● **Data shown**:
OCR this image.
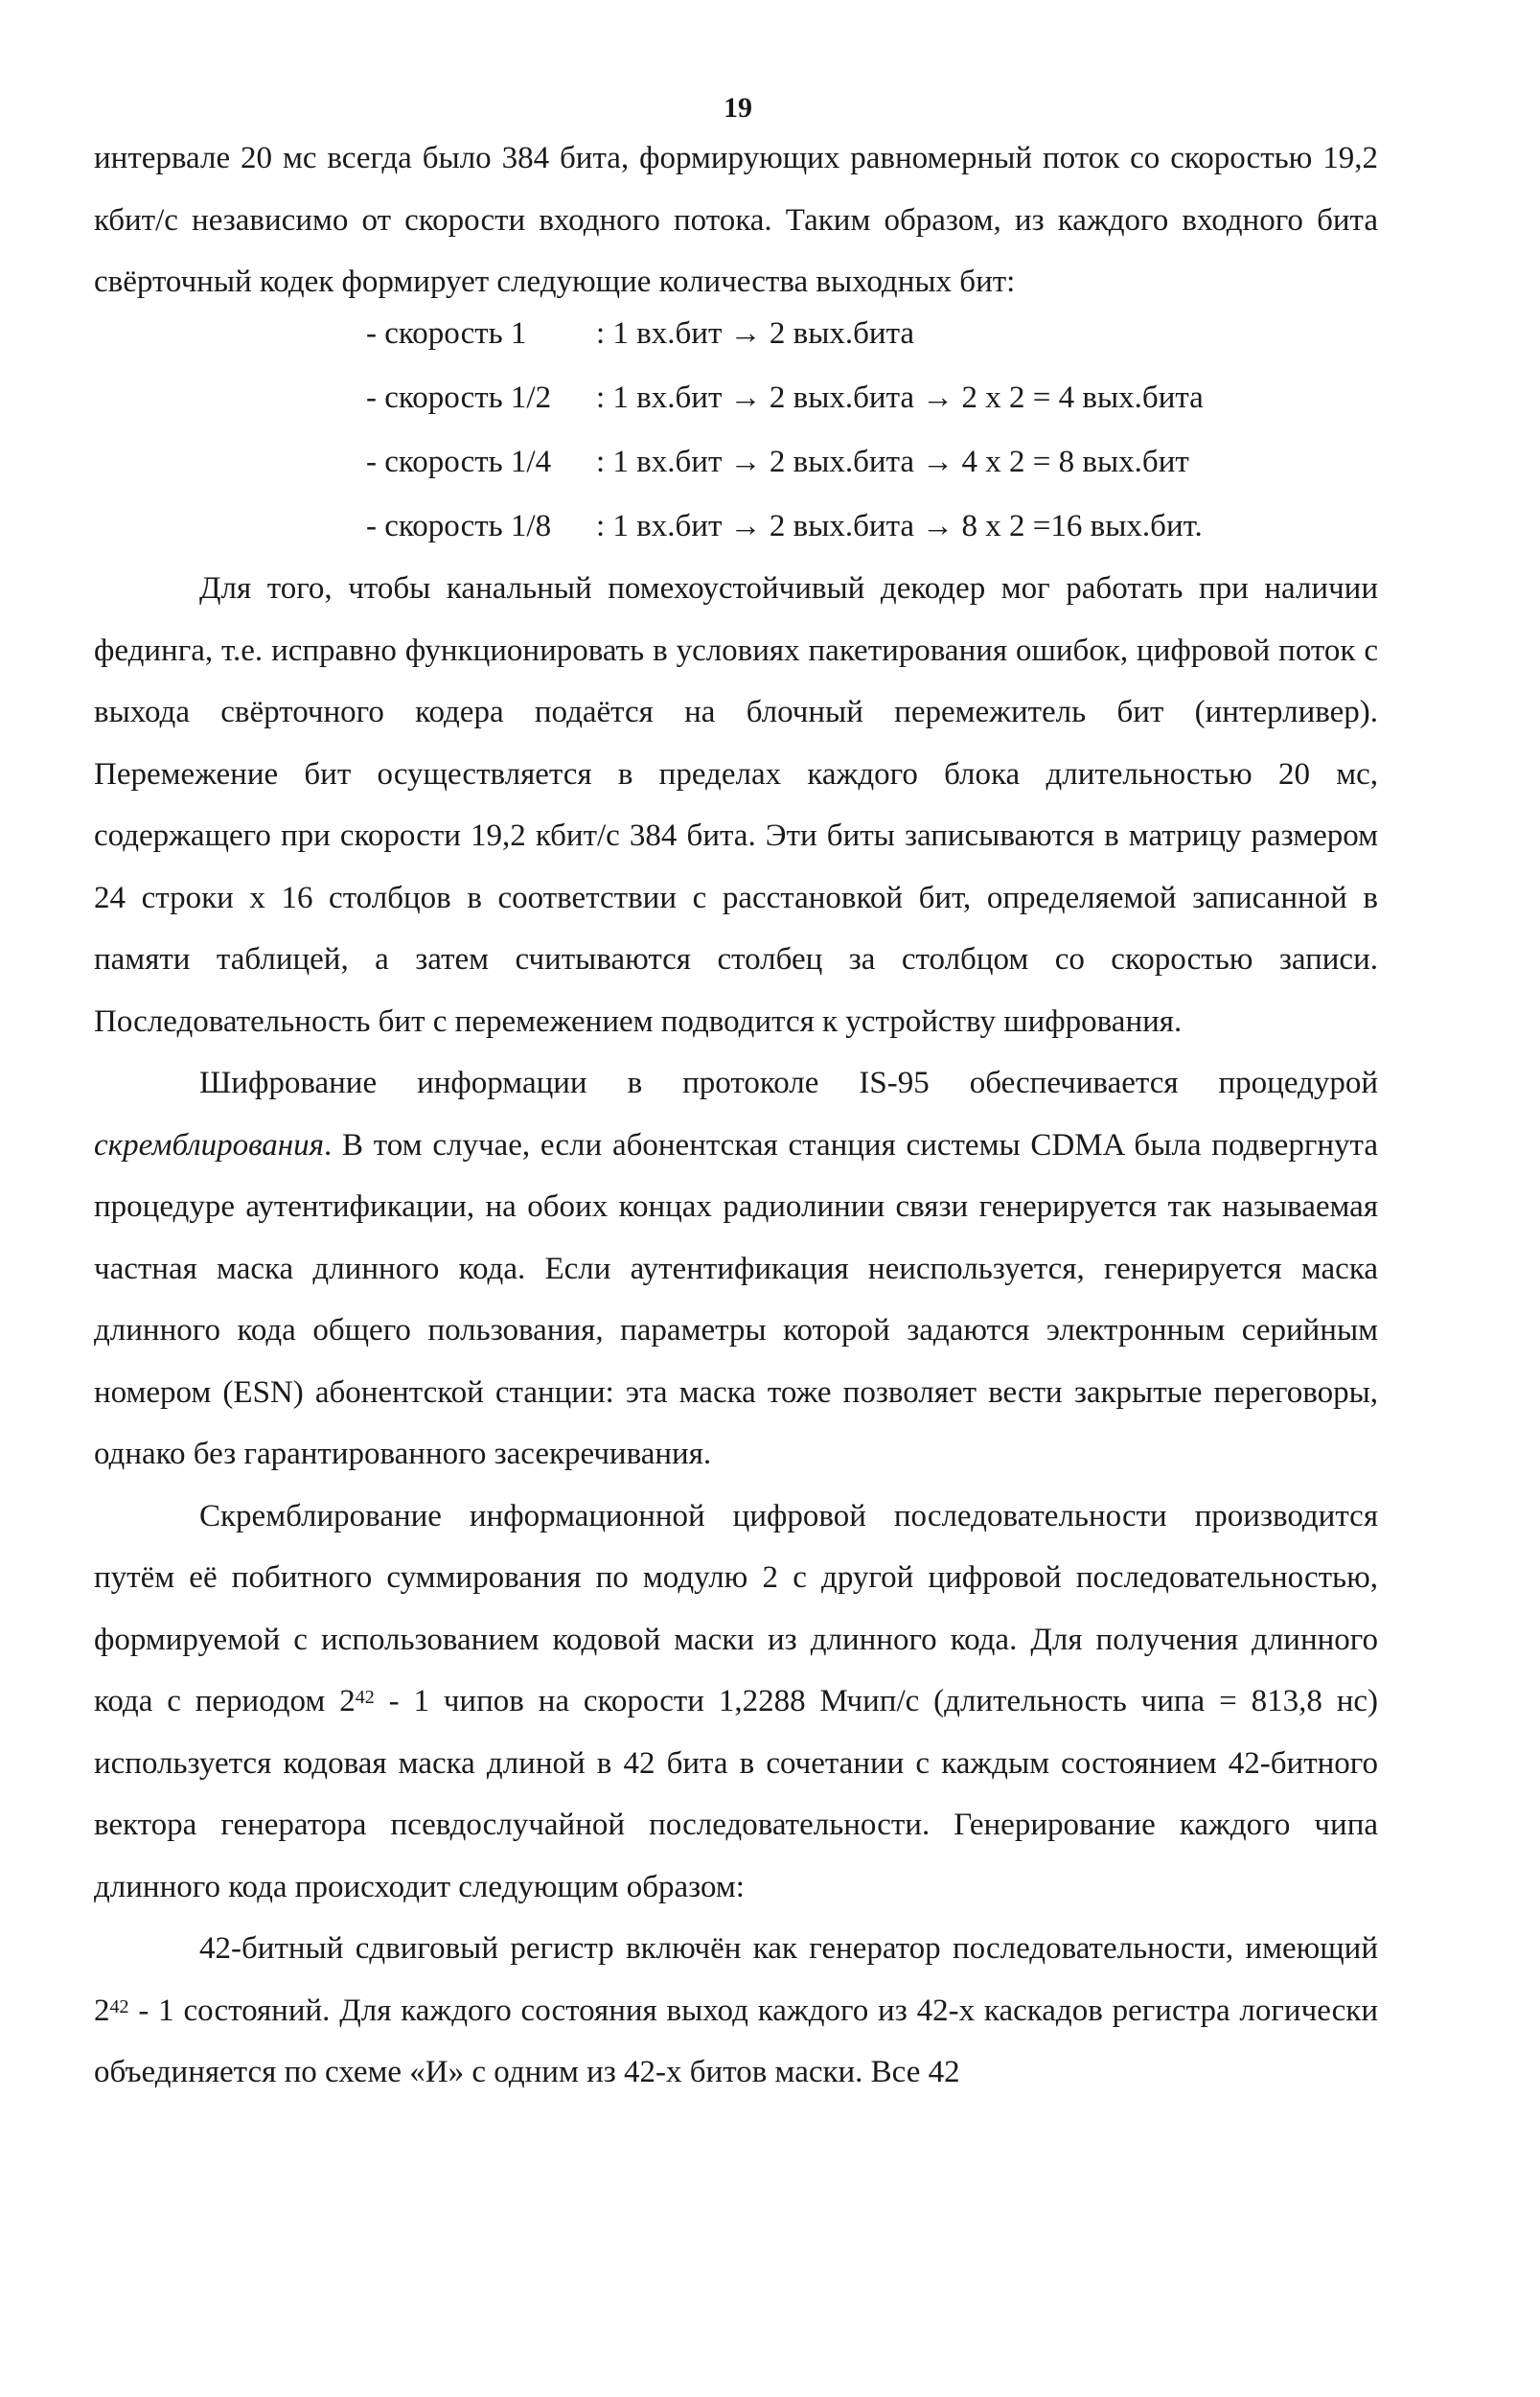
19

интервале 20 мс всегда было 384 бита, формирующих равномерный поток со скоростью 19,2 кбит/с независимо от скорости входного потока. Таким образом, из каждого входного бита свёрточный кодек формирует следующие количества выходных бит:

- скорость 1	: 1 вх.бит → 2 вых.бита
- скорость 1/2	: 1 вх.бит → 2 вых.бита → 2 х 2 = 4 вых.бита
- скорость 1/4	: 1 вх.бит → 2 вых.бита → 4 х 2 = 8 вых.бит
- скорость 1/8	: 1 вх.бит → 2 вых.бита → 8 х 2 =16 вых.бит.

Для того, чтобы канальный помехоустойчивый декодер мог работать при наличии фединга, т.е. исправно функционировать в условиях пакетирования ошибок, цифровой поток с выхода свёрточного кодера подаётся на блочный перемежитель бит (интерливер). Перемежение бит осуществляется в пределах каждого блока длительностью 20 мс, содержащего при скорости 19,2 кбит/с 384 бита. Эти биты записываются в матрицу размером 24 строки х 16 столбцов в соответствии с расстановкой бит, определяемой записанной в памяти таблицей, а затем считываются столбец за столбцом со скоростью записи. Последовательность бит с перемежением подводится к устройству шифрования.

Шифрование информации в протоколе IS-95 обеспечивается процедурой скремблирования. В том случае, если абонентская станция системы CDMA была подвергнута процедуре аутентификации, на обоих концах радиолинии связи генерируется так называемая частная маска длинного кода. Если аутентификация неиспользуется, генерируется маска длинного кода общего пользования, параметры которой задаются электронным серийным номером (ESN) абонентской станции: эта маска тоже позволяет вести закрытые переговоры, однако без гарантированного засекречивания.

Скремблирование информационной цифровой последовательности производится путём её побитного суммирования по модулю 2 с другой цифровой последовательностью, формируемой с использованием кодовой маски из длинного кода. Для получения длинного кода с периодом $2^{42} - 1$ чипов на скорости 1,2288 Мчип/с (длительность чипа = 813,8 нс) используется кодовая маска длиной в 42 бита в сочетании с каждым состоянием 42-битного вектора генератора псевдослучайной последовательности. Генерирование каждого чипа длинного кода происходит следующим образом:

42-битный сдвиговый регистр включён как генератор последовательности, имеющий $2^{42} - 1$ состояний. Для каждого состояния выход каждого из 42-х каскадов регистра логически объединяется по схеме «И» с одним из 42-х битов маски. Все 42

● **Your goal**: Quote all of the entries word for word, omitting any pictures.

● **Reply to the exercise**:
OCR this image.
19

интервале 20 мс всегда было 384 бита, формирующих равномерный поток со скоростью 19,2 кбит/с независимо от скорости входного потока. Таким образом, из каждого входного бита свёрточный кодек формирует следующие количества выходных бит:

- скорость 1	: 1 вх.бит → 2 вых.бита
- скорость 1/2	: 1 вх.бит → 2 вых.бита → 2 х 2 = 4 вых.бита
- скорость 1/4	: 1 вх.бит → 2 вых.бита → 4 х 2 = 8 вых.бит
- скорость 1/8	: 1 вх.бит → 2 вых.бита → 8 х 2 =16 вых.бит.

Для того, чтобы канальный помехоустойчивый декодер мог работать при наличии фединга, т.е. исправно функционировать в условиях пакетирования ошибок, цифровой поток с выхода свёрточного кодера подаётся на блочный перемежитель бит (интерливер). Перемежение бит осуществляется в пределах каждого блока длительностью 20 мс, содержащего при скорости 19,2 кбит/с 384 бита. Эти биты записываются в матрицу размером 24 строки х 16 столбцов в соответствии с расстановкой бит, определяемой записанной в памяти таблицей, а затем считываются столбец за столбцом со скоростью записи. Последовательность бит с перемежением подводится к устройству шифрования.

Шифрование информации в протоколе IS-95 обеспечивается процедурой скремблирования. В том случае, если абонентская станция системы CDMA была подвергнута процедуре аутентификации, на обоих концах радиолинии связи генерируется так называемая частная маска длинного кода. Если аутентификация неиспользуется, генерируется маска длинного кода общего пользования, параметры которой задаются электронным серийным номером (ESN) абонентской станции: эта маска тоже позволяет вести закрытые переговоры, однако без гарантированного засекречивания.

Скремблирование информационной цифровой последовательности производится путём её побитного суммирования по модулю 2 с другой цифровой последовательностью, формируемой с использованием кодовой маски из длинного кода. Для получения длинного кода с периодом $2^{42} - 1$ чипов на скорости 1,2288 Мчип/с (длительность чипа = 813,8 нс) используется кодовая маска длиной в 42 бита в сочетании с каждым состоянием 42-битного вектора генератора псевдослучайной последовательности. Генерирование каждого чипа длинного кода происходит следующим образом:

42-битный сдвиговый регистр включён как генератор последовательности, имеющий $2^{42} - 1$ состояний. Для каждого состояния выход каждого из 42-х каскадов регистра логически объединяется по схеме «И» с одним из 42-х битов маски. Все 42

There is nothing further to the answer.